WHAT IS NEEDED >> Repeat the entire listing exactly as written.

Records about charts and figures
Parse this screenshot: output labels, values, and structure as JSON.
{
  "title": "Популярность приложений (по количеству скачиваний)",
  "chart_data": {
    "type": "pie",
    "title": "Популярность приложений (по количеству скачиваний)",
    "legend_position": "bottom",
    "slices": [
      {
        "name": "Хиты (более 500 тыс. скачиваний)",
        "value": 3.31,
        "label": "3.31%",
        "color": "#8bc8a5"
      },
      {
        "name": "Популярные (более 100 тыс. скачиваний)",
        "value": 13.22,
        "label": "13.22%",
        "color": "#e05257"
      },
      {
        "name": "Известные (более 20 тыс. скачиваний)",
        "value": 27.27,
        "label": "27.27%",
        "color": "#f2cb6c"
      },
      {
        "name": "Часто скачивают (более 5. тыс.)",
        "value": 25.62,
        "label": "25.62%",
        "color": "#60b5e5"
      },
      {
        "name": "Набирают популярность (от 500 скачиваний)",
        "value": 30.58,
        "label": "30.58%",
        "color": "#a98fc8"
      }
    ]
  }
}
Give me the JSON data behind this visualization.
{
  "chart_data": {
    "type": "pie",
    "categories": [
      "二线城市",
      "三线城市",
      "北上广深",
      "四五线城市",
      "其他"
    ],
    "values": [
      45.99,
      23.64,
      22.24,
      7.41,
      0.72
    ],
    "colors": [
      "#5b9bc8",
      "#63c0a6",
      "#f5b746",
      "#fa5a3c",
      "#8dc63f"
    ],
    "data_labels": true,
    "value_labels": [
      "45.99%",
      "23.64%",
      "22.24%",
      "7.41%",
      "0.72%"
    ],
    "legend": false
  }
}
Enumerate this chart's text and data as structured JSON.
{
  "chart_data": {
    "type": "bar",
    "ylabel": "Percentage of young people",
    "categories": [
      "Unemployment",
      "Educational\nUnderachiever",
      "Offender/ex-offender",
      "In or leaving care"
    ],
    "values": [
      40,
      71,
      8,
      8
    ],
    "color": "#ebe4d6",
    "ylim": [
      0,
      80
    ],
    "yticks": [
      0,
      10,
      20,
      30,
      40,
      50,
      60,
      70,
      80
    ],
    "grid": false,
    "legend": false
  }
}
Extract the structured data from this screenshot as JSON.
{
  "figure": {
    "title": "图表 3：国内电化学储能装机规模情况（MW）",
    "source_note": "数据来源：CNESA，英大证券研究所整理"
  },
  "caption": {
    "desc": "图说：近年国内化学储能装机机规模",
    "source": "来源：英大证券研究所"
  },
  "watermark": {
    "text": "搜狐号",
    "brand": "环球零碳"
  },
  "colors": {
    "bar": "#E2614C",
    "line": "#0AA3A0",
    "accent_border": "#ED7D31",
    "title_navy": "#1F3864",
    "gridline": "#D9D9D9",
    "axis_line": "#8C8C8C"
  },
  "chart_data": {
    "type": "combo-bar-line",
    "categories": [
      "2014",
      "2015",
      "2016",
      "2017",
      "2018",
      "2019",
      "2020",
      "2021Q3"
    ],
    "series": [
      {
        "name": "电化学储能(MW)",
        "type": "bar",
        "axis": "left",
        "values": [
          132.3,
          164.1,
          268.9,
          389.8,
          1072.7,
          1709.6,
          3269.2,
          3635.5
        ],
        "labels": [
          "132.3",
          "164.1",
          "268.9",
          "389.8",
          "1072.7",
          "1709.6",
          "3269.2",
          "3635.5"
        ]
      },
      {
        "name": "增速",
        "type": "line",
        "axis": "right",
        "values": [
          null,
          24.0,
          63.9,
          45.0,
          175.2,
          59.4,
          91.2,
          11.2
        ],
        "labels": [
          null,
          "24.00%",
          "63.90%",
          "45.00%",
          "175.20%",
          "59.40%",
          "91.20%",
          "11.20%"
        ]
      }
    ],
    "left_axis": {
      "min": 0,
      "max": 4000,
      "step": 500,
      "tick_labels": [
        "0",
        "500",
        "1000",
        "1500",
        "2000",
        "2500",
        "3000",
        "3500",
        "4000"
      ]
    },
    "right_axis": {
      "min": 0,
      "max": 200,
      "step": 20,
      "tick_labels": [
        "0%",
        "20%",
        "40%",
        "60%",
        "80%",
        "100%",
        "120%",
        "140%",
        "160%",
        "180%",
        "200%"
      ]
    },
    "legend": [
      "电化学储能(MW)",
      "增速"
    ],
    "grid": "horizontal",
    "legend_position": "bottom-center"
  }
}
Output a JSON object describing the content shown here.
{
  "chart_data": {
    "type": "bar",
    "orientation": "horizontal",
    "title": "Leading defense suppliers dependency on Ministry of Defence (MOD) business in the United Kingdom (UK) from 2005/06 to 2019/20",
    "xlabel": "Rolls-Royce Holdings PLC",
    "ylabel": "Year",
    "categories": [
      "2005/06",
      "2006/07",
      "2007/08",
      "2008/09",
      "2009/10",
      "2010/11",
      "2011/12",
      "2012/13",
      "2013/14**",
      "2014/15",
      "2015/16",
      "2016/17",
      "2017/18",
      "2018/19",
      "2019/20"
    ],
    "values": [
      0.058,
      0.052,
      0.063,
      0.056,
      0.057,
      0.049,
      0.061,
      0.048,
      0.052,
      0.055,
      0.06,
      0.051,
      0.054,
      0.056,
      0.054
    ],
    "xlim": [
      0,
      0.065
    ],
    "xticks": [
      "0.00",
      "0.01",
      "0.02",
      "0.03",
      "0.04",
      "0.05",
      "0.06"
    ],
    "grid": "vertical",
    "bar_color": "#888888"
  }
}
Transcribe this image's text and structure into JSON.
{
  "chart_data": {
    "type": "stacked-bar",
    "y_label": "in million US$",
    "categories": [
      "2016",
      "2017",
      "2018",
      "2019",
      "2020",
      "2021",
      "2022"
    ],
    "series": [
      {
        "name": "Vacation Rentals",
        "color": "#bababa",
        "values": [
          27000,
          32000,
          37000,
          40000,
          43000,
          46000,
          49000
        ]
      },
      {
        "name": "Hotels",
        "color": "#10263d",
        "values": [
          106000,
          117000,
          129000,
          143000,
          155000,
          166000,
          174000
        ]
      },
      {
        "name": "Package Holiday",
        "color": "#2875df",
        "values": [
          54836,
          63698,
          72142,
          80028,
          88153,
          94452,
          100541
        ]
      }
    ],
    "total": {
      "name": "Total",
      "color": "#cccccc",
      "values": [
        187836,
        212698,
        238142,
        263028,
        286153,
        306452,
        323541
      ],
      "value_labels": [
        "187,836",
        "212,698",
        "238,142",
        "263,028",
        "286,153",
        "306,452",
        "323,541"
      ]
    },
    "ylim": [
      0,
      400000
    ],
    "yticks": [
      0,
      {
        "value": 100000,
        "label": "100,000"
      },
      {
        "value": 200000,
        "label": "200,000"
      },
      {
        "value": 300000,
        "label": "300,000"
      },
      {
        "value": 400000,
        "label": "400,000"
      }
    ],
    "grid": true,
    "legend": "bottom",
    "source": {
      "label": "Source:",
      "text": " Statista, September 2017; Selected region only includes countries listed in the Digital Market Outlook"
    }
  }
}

RESPONSE >>
Parse this screenshot: output labels, values, and structure as JSON.
{
  "title": "Популярность приложений (по количеству скачиваний)",
  "chart_data": {
    "type": "pie",
    "title": "Популярность приложений (по количеству скачиваний)",
    "legend_position": "bottom",
    "slices": [
      {
        "name": "Хиты (более 500 тыс. скачиваний)",
        "value": 3.31,
        "label": "3.31%",
        "color": "#8bc8a5"
      },
      {
        "name": "Популярные (более 100 тыс. скачиваний)",
        "value": 13.22,
        "label": "13.22%",
        "color": "#e05257"
      },
      {
        "name": "Известные (более 20 тыс. скачиваний)",
        "value": 27.27,
        "label": "27.27%",
        "color": "#f2cb6c"
      },
      {
        "name": "Часто скачивают (более 5. тыс.)",
        "value": 25.62,
        "label": "25.62%",
        "color": "#60b5e5"
      },
      {
        "name": "Набирают популярность (от 500 скачиваний)",
        "value": 30.58,
        "label": "30.58%",
        "color": "#a98fc8"
      }
    ]
  }
}
Give me the JSON data behind this visualization.
{
  "chart_data": {
    "type": "pie",
    "categories": [
      "二线城市",
      "三线城市",
      "北上广深",
      "四五线城市",
      "其他"
    ],
    "values": [
      45.99,
      23.64,
      22.24,
      7.41,
      0.72
    ],
    "colors": [
      "#5b9bc8",
      "#63c0a6",
      "#f5b746",
      "#fa5a3c",
      "#8dc63f"
    ],
    "data_labels": true,
    "value_labels": [
      "45.99%",
      "23.64%",
      "22.24%",
      "7.41%",
      "0.72%"
    ],
    "legend": false
  }
}
Enumerate this chart's text and data as structured JSON.
{
  "chart_data": {
    "type": "bar",
    "ylabel": "Percentage of young people",
    "categories": [
      "Unemployment",
      "Educational\nUnderachiever",
      "Offender/ex-offender",
      "In or leaving care"
    ],
    "values": [
      40,
      71,
      8,
      8
    ],
    "color": "#ebe4d6",
    "ylim": [
      0,
      80
    ],
    "yticks": [
      0,
      10,
      20,
      30,
      40,
      50,
      60,
      70,
      80
    ],
    "grid": false,
    "legend": false
  }
}
Extract the structured data from this screenshot as JSON.
{
  "figure": {
    "title": "图表 3：国内电化学储能装机规模情况（MW）",
    "source_note": "数据来源：CNESA，英大证券研究所整理"
  },
  "caption": {
    "desc": "图说：近年国内化学储能装机机规模",
    "source": "来源：英大证券研究所"
  },
  "watermark": {
    "text": "搜狐号",
    "brand": "环球零碳"
  },
  "colors": {
    "bar": "#E2614C",
    "line": "#0AA3A0",
    "accent_border": "#ED7D31",
    "title_navy": "#1F3864",
    "gridline": "#D9D9D9",
    "axis_line": "#8C8C8C"
  },
  "chart_data": {
    "type": "combo-bar-line",
    "categories": [
      "2014",
      "2015",
      "2016",
      "2017",
      "2018",
      "2019",
      "2020",
      "2021Q3"
    ],
    "series": [
      {
        "name": "电化学储能(MW)",
        "type": "bar",
        "axis": "left",
        "values": [
          132.3,
          164.1,
          268.9,
          389.8,
          1072.7,
          1709.6,
          3269.2,
          3635.5
        ],
        "labels": [
          "132.3",
          "164.1",
          "268.9",
          "389.8",
          "1072.7",
          "1709.6",
          "3269.2",
          "3635.5"
        ]
      },
      {
        "name": "增速",
        "type": "line",
        "axis": "right",
        "values": [
          null,
          24.0,
          63.9,
          45.0,
          175.2,
          59.4,
          91.2,
          11.2
        ],
        "labels": [
          null,
          "24.00%",
          "63.90%",
          "45.00%",
          "175.20%",
          "59.40%",
          "91.20%",
          "11.20%"
        ]
      }
    ],
    "left_axis": {
      "min": 0,
      "max": 4000,
      "step": 500,
      "tick_labels": [
        "0",
        "500",
        "1000",
        "1500",
        "2000",
        "2500",
        "3000",
        "3500",
        "4000"
      ]
    },
    "right_axis": {
      "min": 0,
      "max": 200,
      "step": 20,
      "tick_labels": [
        "0%",
        "20%",
        "40%",
        "60%",
        "80%",
        "100%",
        "120%",
        "140%",
        "160%",
        "180%",
        "200%"
      ]
    },
    "legend": [
      "电化学储能(MW)",
      "增速"
    ],
    "grid": "horizontal",
    "legend_position": "bottom-center"
  }
}
Output a JSON object describing the content shown here.
{
  "chart_data": {
    "type": "bar",
    "orientation": "horizontal",
    "title": "Leading defense suppliers dependency on Ministry of Defence (MOD) business in the United Kingdom (UK) from 2005/06 to 2019/20",
    "xlabel": "Rolls-Royce Holdings PLC",
    "ylabel": "Year",
    "categories": [
      "2005/06",
      "2006/07",
      "2007/08",
      "2008/09",
      "2009/10",
      "2010/11",
      "2011/12",
      "2012/13",
      "2013/14**",
      "2014/15",
      "2015/16",
      "2016/17",
      "2017/18",
      "2018/19",
      "2019/20"
    ],
    "values": [
      0.058,
      0.052,
      0.063,
      0.056,
      0.057,
      0.049,
      0.061,
      0.048,
      0.052,
      0.055,
      0.06,
      0.051,
      0.054,
      0.056,
      0.054
    ],
    "xlim": [
      0,
      0.065
    ],
    "xticks": [
      "0.00",
      "0.01",
      "0.02",
      "0.03",
      "0.04",
      "0.05",
      "0.06"
    ],
    "grid": "vertical",
    "bar_color": "#888888"
  }
}
Transcribe this image's text and structure into JSON.
{
  "chart_data": {
    "type": "stacked-bar",
    "y_label": "in million US$",
    "categories": [
      "2016",
      "2017",
      "2018",
      "2019",
      "2020",
      "2021",
      "2022"
    ],
    "series": [
      {
        "name": "Vacation Rentals",
        "color": "#bababa",
        "values": [
          27000,
          32000,
          37000,
          40000,
          43000,
          46000,
          49000
        ]
      },
      {
        "name": "Hotels",
        "color": "#10263d",
        "values": [
          106000,
          117000,
          129000,
          143000,
          155000,
          166000,
          174000
        ]
      },
      {
        "name": "Package Holiday",
        "color": "#2875df",
        "values": [
          54836,
          63698,
          72142,
          80028,
          88153,
          94452,
          100541
        ]
      }
    ],
    "total": {
      "name": "Total",
      "color": "#cccccc",
      "values": [
        187836,
        212698,
        238142,
        263028,
        286153,
        306452,
        323541
      ],
      "value_labels": [
        "187,836",
        "212,698",
        "238,142",
        "263,028",
        "286,153",
        "306,452",
        "323,541"
      ]
    },
    "ylim": [
      0,
      400000
    ],
    "yticks": [
      0,
      {
        "value": 100000,
        "label": "100,000"
      },
      {
        "value": 200000,
        "label": "200,000"
      },
      {
        "value": 300000,
        "label": "300,000"
      },
      {
        "value": 400000,
        "label": "400,000"
      }
    ],
    "grid": true,
    "legend": "bottom",
    "source": {
      "label": "Source:",
      "text": " Statista, September 2017; Selected region only includes countries listed in the Digital Market Outlook"
    }
  }
}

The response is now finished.